**Texto para leitura:**

Gazeta da Torre
A recente imposição de uma tarifa de 50% sobre produtos brasileiros pelos Estados Unidos reacendeu debates sobre dependência, soberania econômica e o papel do comércio internacional no desenvolvimento de um país. A retórica política, no entanto, muitas vezes obscurece as nuances econômicas. Por trás da aparente defesa de interesses nacionais, tanto os Estados Unidos quanto o Brasil revelam posturas que contrariam os princípios da liberdade econômica e comprometem o bem-estar das próprias populações.
Em primeiro lugar, é importante desfazer o mito de que o
Brasil seria dependente do país norte-americano. Nossa pauta de comércio
exterior é relativamente diversificada e, em termos objetivos, temos, hoje, uma
relação comercial mais profunda com a China do que com os estadunidenses. Mais
relevante ainda: o comércio exterior representa uma fatia menor do Produto
Interno Bruto (PIB) brasileiro, dada a escala do mercado interno. Isso não
significa que medidas protecionistas de grandes economias não nos afetem —
afetam, mas talvez menos do que se alardeia.
Além disso, a ideia de soberania econômica,
frequentemente evocada em discursos oficiais, precisa ser revista com urgência.
Em seu uso corrente, o termo carrega uma conotação autárquica, como se
fechar-se ao comércio fosse uma virtude. Esse conceito tem raízes nos anos
1930, quando a industrialização em substituição de importações parecia uma
resposta lógica ao colapso do comércio global. Foi nesse cenário que floresceu
a teoria da dependência e o ideário desenvolvimentista, que marcaram
profundamente a trajetória econômica brasileira ao longo do século 20.

**Requisito a:**
Modifique o trecho do texto começando em "Gazeta da Torre" e terminando em "das próprias populações.", substituindo "Estados Unidos" por "EUA".
Os registros não guardam relação alguma com o texto.

Itens listados em um conjunto de dados
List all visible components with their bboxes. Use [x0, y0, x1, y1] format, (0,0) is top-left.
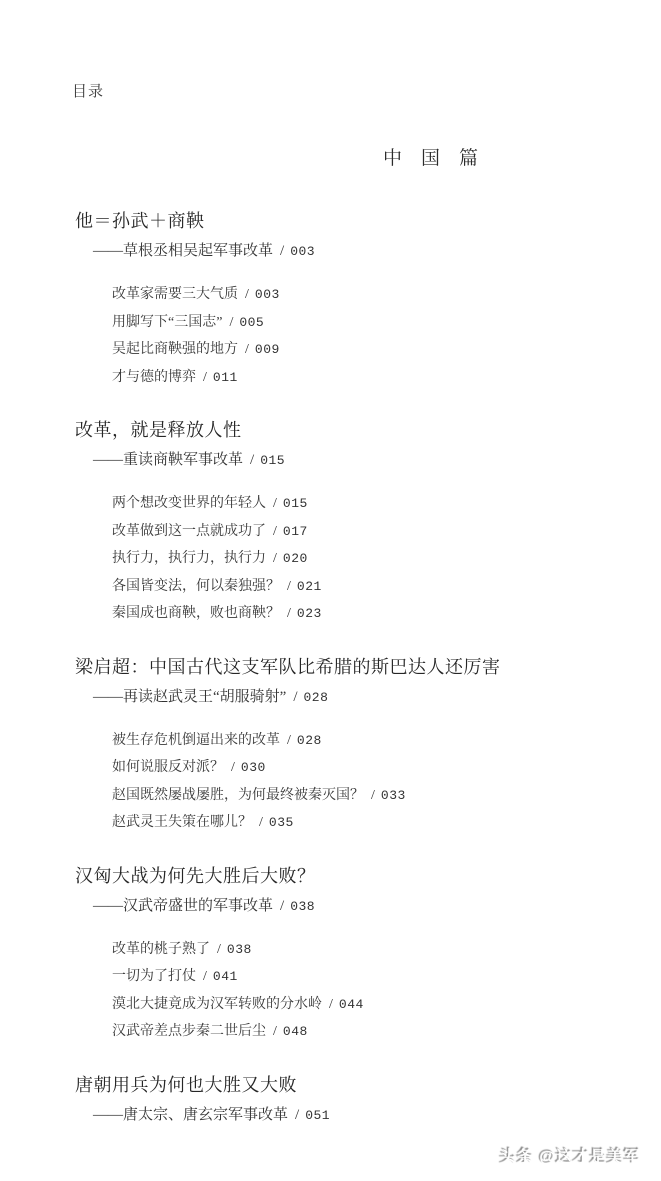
toc-item-text: 改革家需要三大气质 — [112, 287, 238, 302]
page-separator: / — [250, 450, 254, 470]
section-title: 梁启超：中国古代这支军队比希腊的斯巴达人还厉害 — [75, 655, 631, 679]
book-toc-page: 目录 中 国 篇 他＝孙武＋商鞅——草根丞相吴起军事改革/003改革家需要三大气… — [0, 0, 661, 1181]
section-page-number: 038 — [290, 899, 315, 914]
section-page-number: 051 — [305, 1108, 330, 1123]
toc-item-page: 023 — [297, 606, 322, 621]
page-separator: / — [287, 600, 291, 628]
section-title: 唐朝用兵为何也大胜又大败 — [75, 1073, 631, 1097]
toc-item-page: 033 — [381, 788, 406, 803]
toc-item: 吴起比商鞅强的地方/009 — [112, 336, 631, 364]
toc-item-text: 两个想改变世界的年轻人 — [112, 496, 266, 511]
toc-item-text: 秦国成也商鞅，败也商鞅？ — [112, 606, 280, 621]
toc-item-page: 015 — [283, 496, 308, 511]
toc-section: 唐朝用兵为何也大胜又大败——唐太宗、唐玄宗军事改革/051 — [75, 1073, 631, 1126]
toc-item-text: 赵国既然屡战屡胜，为何最终被秦灭国？ — [112, 788, 364, 803]
page-separator: / — [203, 963, 207, 991]
toc-item-text: 改革的桃子熟了 — [112, 942, 210, 957]
toc-item: 如何说服反对派？/030 — [112, 754, 631, 782]
toc-sections: 他＝孙武＋商鞅——草根丞相吴起军事改革/003改革家需要三大气质/003用脚写下… — [75, 209, 631, 1153]
page-separator: / — [280, 241, 284, 261]
toc-item: 赵武灵王失策在哪儿？/035 — [112, 809, 631, 837]
toc-item-page: 041 — [213, 969, 238, 984]
toc-item: 被生存危机倒逼出来的改革/028 — [112, 727, 631, 755]
toc-item-text: 吴起比商鞅强的地方 — [112, 342, 238, 357]
toc-section: 汉匈大战为何先大胜后大败？——汉武帝盛世的军事改革/038改革的桃子熟了/038… — [75, 864, 631, 1046]
toc-item-page: 020 — [283, 551, 308, 566]
toc-item-page: 021 — [297, 579, 322, 594]
section-subtitle-text: ——唐太宗、唐玄宗军事改革 — [93, 1107, 288, 1123]
page-separator: / — [329, 991, 333, 1019]
page-separator: / — [371, 782, 375, 810]
page-separator: / — [273, 518, 277, 546]
toc-item: 汉武帝差点步秦二世后尘/048 — [112, 1018, 631, 1046]
toc-item-page: 005 — [239, 315, 264, 330]
section-subtitle: ——重读商鞅军事改革/015 — [93, 450, 631, 471]
page-separator: / — [280, 896, 284, 916]
toc-item-text: 被生存危机倒逼出来的改革 — [112, 733, 280, 748]
toutiao-watermark: 头条 @这才是美军 — [500, 1144, 641, 1167]
toc-item: 才与德的博弈/011 — [112, 364, 631, 392]
toc-item-page: 028 — [297, 733, 322, 748]
toc-item-text: 各国皆变法，何以秦独强？ — [112, 579, 280, 594]
toc-item: 赵国既然屡战屡胜，为何最终被秦灭国？/033 — [112, 782, 631, 810]
toc-item: 漠北大捷竟成为汉军转败的分水岭/044 — [112, 991, 631, 1019]
section-subtitle-text: ——汉武帝盛世的军事改革 — [93, 898, 273, 914]
section-title: 他＝孙武＋商鞅 — [75, 209, 631, 233]
toc-item: 执行力，执行力，执行力/020 — [112, 545, 631, 573]
section-subtitle-text: ——重读商鞅军事改革 — [93, 452, 243, 468]
page-separator: / — [287, 727, 291, 755]
section-subtitle: ——汉武帝盛世的军事改革/038 — [93, 896, 631, 917]
section-page-number: 028 — [304, 690, 329, 705]
toc-item-page: 038 — [227, 942, 252, 957]
toc-item-text: 执行力，执行力，执行力 — [112, 551, 266, 566]
section-items: 改革家需要三大气质/003用脚写下“三国志”/005吴起比商鞅强的地方/009才… — [112, 281, 631, 391]
toc-item-page: 009 — [255, 342, 280, 357]
page-separator: / — [259, 809, 263, 837]
toc-item-page: 048 — [283, 1024, 308, 1039]
section-subtitle: ——唐太宗、唐玄宗军事改革/051 — [93, 1105, 631, 1126]
toc-item-text: 才与德的博弈 — [112, 370, 196, 385]
page-separator: / — [229, 309, 233, 337]
toc-item-page: 035 — [269, 815, 294, 830]
section-subtitle-text: ——再读赵武灵王“胡服骑射” — [93, 689, 286, 705]
toc-item-text: 用脚写下“三国志” — [112, 315, 222, 330]
toc-section: 梁启超：中国古代这支军队比希腊的斯巴达人还厉害——再读赵武灵王“胡服骑射”/02… — [75, 655, 631, 837]
toc-item: 改革的桃子熟了/038 — [112, 936, 631, 964]
toc-item-page: 044 — [339, 997, 364, 1012]
page-separator: / — [203, 364, 207, 392]
section-title: 汉匈大战为何先大胜后大败？ — [75, 864, 631, 888]
toc-item-page: 017 — [283, 524, 308, 539]
toc-section: 改革，就是释放人性——重读商鞅军事改革/015两个想改变世界的年轻人/015改革… — [75, 418, 631, 628]
page-separator: / — [217, 936, 221, 964]
section-subtitle-text: ——草根丞相吴起军事改革 — [93, 243, 273, 259]
toc-item-text: 汉武帝差点步秦二世后尘 — [112, 1024, 266, 1039]
section-items: 两个想改变世界的年轻人/015改革做到这一点就成功了/017执行力，执行力，执行… — [112, 490, 631, 628]
page-separator: / — [231, 754, 235, 782]
page-separator: / — [273, 545, 277, 573]
page-separator: / — [273, 1018, 277, 1046]
section-items: 改革的桃子熟了/038一切为了打仗/041漠北大捷竟成为汉军转败的分水岭/044… — [112, 936, 631, 1046]
page-separator: / — [287, 573, 291, 601]
page-separator: / — [273, 490, 277, 518]
toc-item: 用脚写下“三国志”/005 — [112, 309, 631, 337]
page-separator: / — [245, 336, 249, 364]
page-separator: / — [295, 1105, 299, 1125]
page-separator: / — [293, 687, 297, 707]
toc-item-text: 如何说服反对派？ — [112, 760, 224, 775]
toc-item-page: 030 — [241, 760, 266, 775]
part-title-china: 中 国 篇 — [383, 146, 478, 172]
page-separator: / — [245, 281, 249, 309]
toc-title: 目录 — [72, 82, 104, 102]
toc-item: 改革做到这一点就成功了/017 — [112, 518, 631, 546]
section-subtitle: ——草根丞相吴起军事改革/003 — [93, 241, 631, 262]
toc-item: 一切为了打仗/041 — [112, 963, 631, 991]
toc-item-text: 改革做到这一点就成功了 — [112, 524, 266, 539]
toc-item: 各国皆变法，何以秦独强？/021 — [112, 573, 631, 601]
section-page-number: 015 — [260, 453, 285, 468]
toc-item-page: 011 — [213, 370, 238, 385]
toc-item-text: 赵武灵王失策在哪儿？ — [112, 815, 252, 830]
toc-item: 两个想改变世界的年轻人/015 — [112, 490, 631, 518]
toc-item: 秦国成也商鞅，败也商鞅？/023 — [112, 600, 631, 628]
toc-section: 他＝孙武＋商鞅——草根丞相吴起军事改革/003改革家需要三大气质/003用脚写下… — [75, 209, 631, 391]
toc-item-page: 003 — [255, 287, 280, 302]
toc-item-text: 漠北大捷竟成为汉军转败的分水岭 — [112, 997, 322, 1012]
section-page-number: 003 — [290, 244, 315, 259]
toc-item: 改革家需要三大气质/003 — [112, 281, 631, 309]
section-title: 改革，就是释放人性 — [75, 418, 631, 442]
section-subtitle: ——再读赵武灵王“胡服骑射”/028 — [93, 687, 631, 708]
section-items: 被生存危机倒逼出来的改革/028如何说服反对派？/030赵国既然屡战屡胜，为何最… — [112, 727, 631, 837]
toc-item-text: 一切为了打仗 — [112, 969, 196, 984]
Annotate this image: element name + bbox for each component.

**Requisito b:**
Transcreva palavra por palavra as linhas dos registros começando na que contém "toc-item-text: 改革家需要三大气质 —" e terminando na que contém "toc-item-text: 秦国成也商鞅，败也商鞅？ —", incluindo ambas.

**Resposta a:**
Gazeta da Torre
A recente imposição de uma tarifa de 50% sobre produtos brasileiros pelos EUA reacendeu debates sobre dependência, soberania econômica e o papel do comércio internacional no desenvolvimento de um país. A retórica política, no entanto, muitas vezes obscurece as nuances econômicas. Por trás da aparente defesa de interesses nacionais, tanto os EUA quanto o Brasil revelam posturas que contrariam os princípios da liberdade econômica e comprometem o bem-estar das próprias populações.

**Resposta b:**
toc-item-text: 改革家需要三大气质 — [112, 287, 238, 302]
page-separator: / — [250, 450, 254, 470]
section-title: 梁启超：中国古代这支军队比希腊的斯巴达人还厉害 — [75, 655, 631, 679]
book-toc-page: 目录 中 国 篇 他＝孙武＋商鞅——草根丞相吴起军事改革/003改革家需要三大气… — [0, 0, 661, 1181]
section-page-number: 038 — [290, 899, 315, 914]
section-page-number: 051 — [305, 1108, 330, 1123]
toc-item-page: 023 — [297, 606, 322, 621]
page-separator: / — [287, 600, 291, 628]
section-title: 唐朝用兵为何也大胜又大败 — [75, 1073, 631, 1097]
toc-item-page: 033 — [381, 788, 406, 803]
toc-item: 吴起比商鞅强的地方/009 — [112, 336, 631, 364]
toc-item-text: 两个想改变世界的年轻人 — [112, 496, 266, 511]
toc-item-text: 秦国成也商鞅，败也商鞅？ — [112, 606, 280, 621]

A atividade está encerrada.